:: Source data
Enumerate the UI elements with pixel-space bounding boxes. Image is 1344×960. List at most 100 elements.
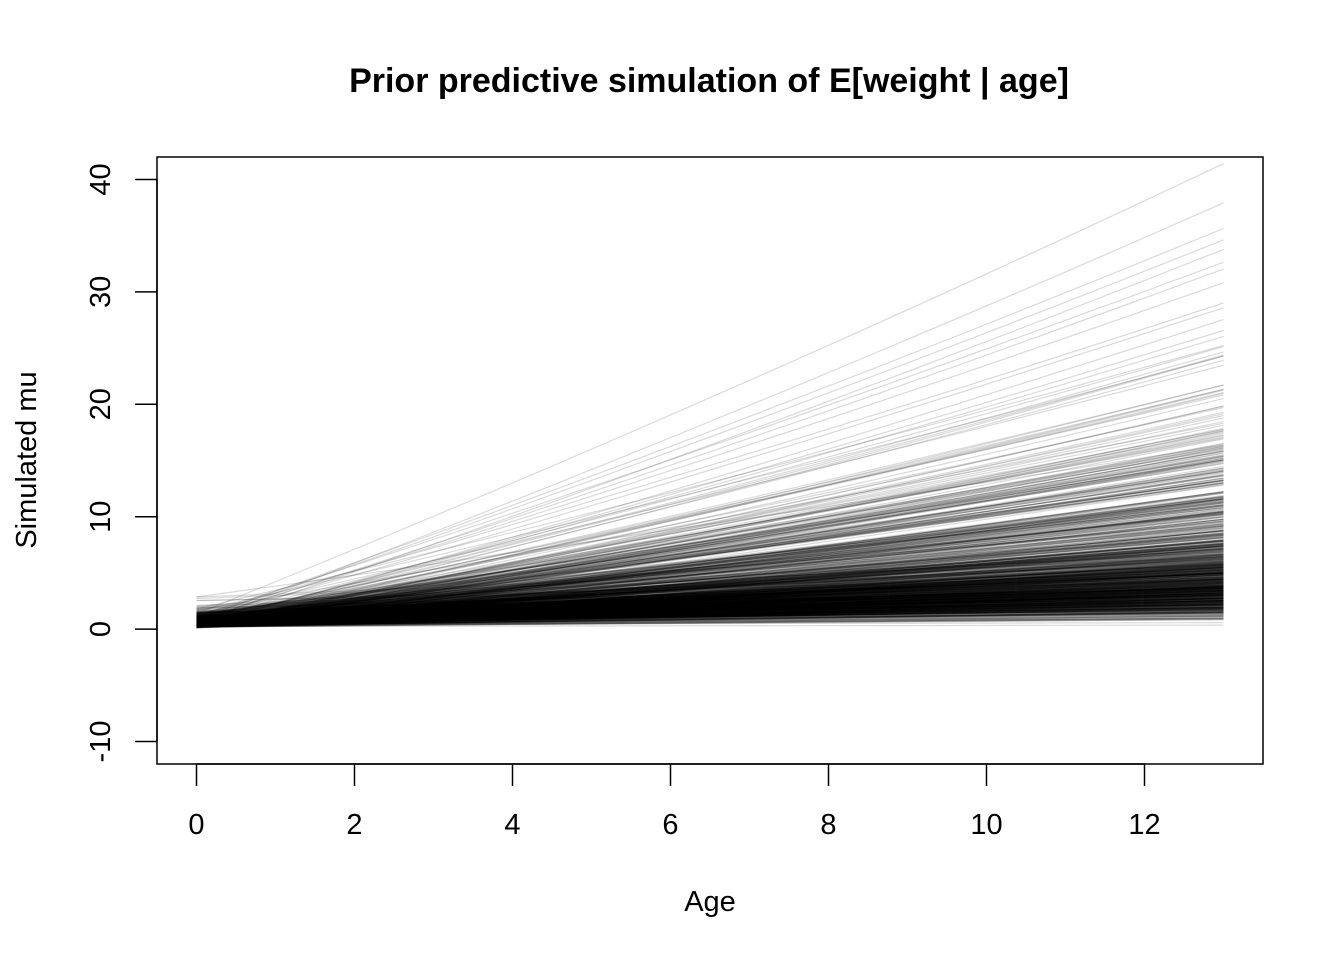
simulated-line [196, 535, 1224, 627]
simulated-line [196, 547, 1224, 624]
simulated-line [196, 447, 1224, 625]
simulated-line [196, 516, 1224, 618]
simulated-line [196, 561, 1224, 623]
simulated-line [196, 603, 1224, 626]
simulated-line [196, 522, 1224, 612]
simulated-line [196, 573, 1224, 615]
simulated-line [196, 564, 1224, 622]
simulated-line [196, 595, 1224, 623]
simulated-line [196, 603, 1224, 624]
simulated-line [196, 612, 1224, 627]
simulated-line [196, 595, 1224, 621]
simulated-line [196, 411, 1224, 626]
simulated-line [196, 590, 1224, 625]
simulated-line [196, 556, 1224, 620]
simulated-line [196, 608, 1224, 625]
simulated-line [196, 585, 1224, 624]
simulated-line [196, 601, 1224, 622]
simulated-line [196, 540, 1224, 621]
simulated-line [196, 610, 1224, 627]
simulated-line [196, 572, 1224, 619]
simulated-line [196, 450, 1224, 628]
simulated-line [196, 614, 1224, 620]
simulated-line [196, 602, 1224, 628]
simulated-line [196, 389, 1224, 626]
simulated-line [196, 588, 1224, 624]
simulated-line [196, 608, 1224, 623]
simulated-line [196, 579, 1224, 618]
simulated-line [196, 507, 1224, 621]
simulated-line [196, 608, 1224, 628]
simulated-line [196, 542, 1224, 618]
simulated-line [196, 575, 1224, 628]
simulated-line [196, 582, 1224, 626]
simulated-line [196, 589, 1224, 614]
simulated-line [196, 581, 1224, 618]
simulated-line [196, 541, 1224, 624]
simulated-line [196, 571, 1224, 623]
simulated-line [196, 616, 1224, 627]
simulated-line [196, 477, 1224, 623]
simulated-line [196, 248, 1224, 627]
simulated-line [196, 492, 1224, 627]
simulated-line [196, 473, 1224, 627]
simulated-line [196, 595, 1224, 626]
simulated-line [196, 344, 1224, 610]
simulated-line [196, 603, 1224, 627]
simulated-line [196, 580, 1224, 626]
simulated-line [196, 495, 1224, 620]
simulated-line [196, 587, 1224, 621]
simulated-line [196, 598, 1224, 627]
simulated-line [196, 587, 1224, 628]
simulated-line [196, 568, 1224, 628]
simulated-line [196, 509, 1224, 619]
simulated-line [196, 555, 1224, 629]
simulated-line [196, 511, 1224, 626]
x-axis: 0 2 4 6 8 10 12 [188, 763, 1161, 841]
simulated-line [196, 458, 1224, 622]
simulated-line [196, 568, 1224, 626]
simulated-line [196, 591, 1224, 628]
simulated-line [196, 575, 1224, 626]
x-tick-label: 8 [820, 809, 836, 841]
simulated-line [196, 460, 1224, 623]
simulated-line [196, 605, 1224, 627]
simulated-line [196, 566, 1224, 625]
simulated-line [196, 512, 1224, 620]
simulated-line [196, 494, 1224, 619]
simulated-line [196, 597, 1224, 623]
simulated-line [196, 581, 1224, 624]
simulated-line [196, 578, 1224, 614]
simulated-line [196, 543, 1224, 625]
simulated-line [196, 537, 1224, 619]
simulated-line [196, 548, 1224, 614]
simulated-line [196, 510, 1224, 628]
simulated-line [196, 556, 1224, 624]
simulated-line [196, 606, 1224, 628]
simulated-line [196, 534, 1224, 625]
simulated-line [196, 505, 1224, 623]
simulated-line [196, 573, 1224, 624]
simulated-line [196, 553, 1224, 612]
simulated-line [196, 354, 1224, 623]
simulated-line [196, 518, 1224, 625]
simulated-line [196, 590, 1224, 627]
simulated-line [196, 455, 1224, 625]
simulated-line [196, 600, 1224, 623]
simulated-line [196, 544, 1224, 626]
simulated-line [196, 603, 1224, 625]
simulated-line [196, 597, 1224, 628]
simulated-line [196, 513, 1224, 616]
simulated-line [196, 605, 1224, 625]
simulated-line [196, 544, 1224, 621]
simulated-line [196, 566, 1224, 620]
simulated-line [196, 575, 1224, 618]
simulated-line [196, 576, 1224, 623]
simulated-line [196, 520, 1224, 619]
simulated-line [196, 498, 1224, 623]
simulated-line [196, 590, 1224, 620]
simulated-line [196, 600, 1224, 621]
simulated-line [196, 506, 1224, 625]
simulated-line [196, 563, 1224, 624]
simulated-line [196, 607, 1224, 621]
::::
Copy out every one of the lines above word for word, leaving out the pictures.

Enumerate the UI elements with pixel-space bounding boxes. Image is 1344×960. List at most 100 elements.
simulated-line [196, 535, 1224, 627]
simulated-line [196, 547, 1224, 624]
simulated-line [196, 447, 1224, 625]
simulated-line [196, 516, 1224, 618]
simulated-line [196, 561, 1224, 623]
simulated-line [196, 603, 1224, 626]
simulated-line [196, 522, 1224, 612]
simulated-line [196, 573, 1224, 615]
simulated-line [196, 564, 1224, 622]
simulated-line [196, 595, 1224, 623]
simulated-line [196, 603, 1224, 624]
simulated-line [196, 612, 1224, 627]
simulated-line [196, 595, 1224, 621]
simulated-line [196, 411, 1224, 626]
simulated-line [196, 590, 1224, 625]
simulated-line [196, 556, 1224, 620]
simulated-line [196, 608, 1224, 625]
simulated-line [196, 585, 1224, 624]
simulated-line [196, 601, 1224, 622]
simulated-line [196, 540, 1224, 621]
simulated-line [196, 610, 1224, 627]
simulated-line [196, 572, 1224, 619]
simulated-line [196, 450, 1224, 628]
simulated-line [196, 614, 1224, 620]
simulated-line [196, 602, 1224, 628]
simulated-line [196, 389, 1224, 626]
simulated-line [196, 588, 1224, 624]
simulated-line [196, 608, 1224, 623]
simulated-line [196, 579, 1224, 618]
simulated-line [196, 507, 1224, 621]
simulated-line [196, 608, 1224, 628]
simulated-line [196, 542, 1224, 618]
simulated-line [196, 575, 1224, 628]
simulated-line [196, 582, 1224, 626]
simulated-line [196, 589, 1224, 614]
simulated-line [196, 581, 1224, 618]
simulated-line [196, 541, 1224, 624]
simulated-line [196, 571, 1224, 623]
simulated-line [196, 616, 1224, 627]
simulated-line [196, 477, 1224, 623]
simulated-line [196, 248, 1224, 627]
simulated-line [196, 492, 1224, 627]
simulated-line [196, 473, 1224, 627]
simulated-line [196, 595, 1224, 626]
simulated-line [196, 344, 1224, 610]
simulated-line [196, 603, 1224, 627]
simulated-line [196, 580, 1224, 626]
simulated-line [196, 495, 1224, 620]
simulated-line [196, 587, 1224, 621]
simulated-line [196, 598, 1224, 627]
simulated-line [196, 587, 1224, 628]
simulated-line [196, 568, 1224, 628]
simulated-line [196, 509, 1224, 619]
simulated-line [196, 555, 1224, 629]
simulated-line [196, 511, 1224, 626]
x-axis: 0 2 4 6 8 10 12 [188, 763, 1161, 841]
simulated-line [196, 458, 1224, 622]
simulated-line [196, 568, 1224, 626]
simulated-line [196, 591, 1224, 628]
simulated-line [196, 575, 1224, 626]
x-tick-label: 8 [820, 809, 836, 841]
simulated-line [196, 460, 1224, 623]
simulated-line [196, 605, 1224, 627]
simulated-line [196, 566, 1224, 625]
simulated-line [196, 512, 1224, 620]
simulated-line [196, 494, 1224, 619]
simulated-line [196, 597, 1224, 623]
simulated-line [196, 581, 1224, 624]
simulated-line [196, 578, 1224, 614]
simulated-line [196, 543, 1224, 625]
simulated-line [196, 537, 1224, 619]
simulated-line [196, 548, 1224, 614]
simulated-line [196, 510, 1224, 628]
simulated-line [196, 556, 1224, 624]
simulated-line [196, 606, 1224, 628]
simulated-line [196, 534, 1224, 625]
simulated-line [196, 505, 1224, 623]
simulated-line [196, 573, 1224, 624]
simulated-line [196, 553, 1224, 612]
simulated-line [196, 354, 1224, 623]
simulated-line [196, 518, 1224, 625]
simulated-line [196, 590, 1224, 627]
simulated-line [196, 455, 1224, 625]
simulated-line [196, 600, 1224, 623]
simulated-line [196, 544, 1224, 626]
simulated-line [196, 603, 1224, 625]
simulated-line [196, 597, 1224, 628]
simulated-line [196, 513, 1224, 616]
simulated-line [196, 605, 1224, 625]
simulated-line [196, 544, 1224, 621]
simulated-line [196, 566, 1224, 620]
simulated-line [196, 575, 1224, 618]
simulated-line [196, 576, 1224, 623]
simulated-line [196, 520, 1224, 619]
simulated-line [196, 498, 1224, 623]
simulated-line [196, 590, 1224, 620]
simulated-line [196, 600, 1224, 621]
simulated-line [196, 506, 1224, 625]
simulated-line [196, 563, 1224, 624]
simulated-line [196, 607, 1224, 621]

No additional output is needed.